[Dataset entries]
----
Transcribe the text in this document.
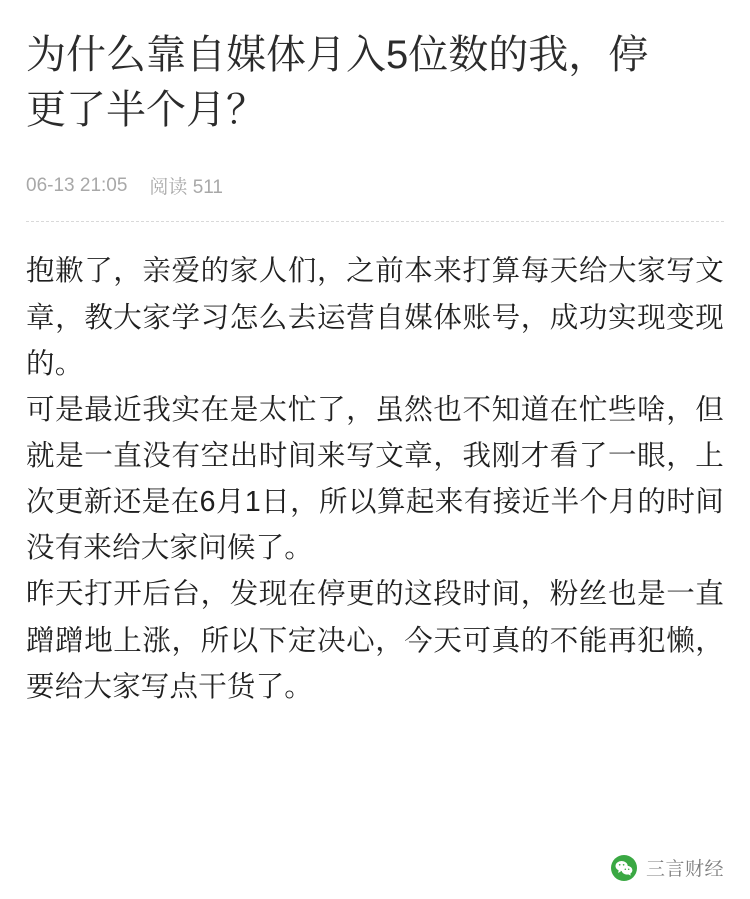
为什么靠自媒体月入5位数的我，停更了半个月？
06-13 21:05 阅读 511

抱歉了，亲爱的家人们，之前本来打算每天给大家写文章，教大家学习怎么去运营自媒体账号，成功实现变现的。

可是最近我实在是太忙了，虽然也不知道在忙些啥，但就是一直没有空出时间来写文章，我刚才看了一眼，上次更新还是在6月1日，所以算起来有接近半个月的时间没有来给大家问候了。

昨天打开后台，发现在停更的这段时间，粉丝也是一直蹭蹭地上涨，所以下定决心，今天可真的不能再犯懒，要给大家写点干货了。

三言财经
----
WHAT IS BEING ASKED:
The records shown above are to be repeated exactly, with the pictures left out.

SOLUTION TO THE EXERCISE:
Transcribe the text in this document.
为什么靠自媒体月入5位数的我，停更了半个月？
06-13 21:05 阅读 511

抱歉了，亲爱的家人们，之前本来打算每天给大家写文章，教大家学习怎么去运营自媒体账号，成功实现变现的。

可是最近我实在是太忙了，虽然也不知道在忙些啥，但就是一直没有空出时间来写文章，我刚才看了一眼，上次更新还是在6月1日，所以算起来有接近半个月的时间没有来给大家问候了。

昨天打开后台，发现在停更的这段时间，粉丝也是一直蹭蹭地上涨，所以下定决心，今天可真的不能再犯懒，要给大家写点干货了。

三言财经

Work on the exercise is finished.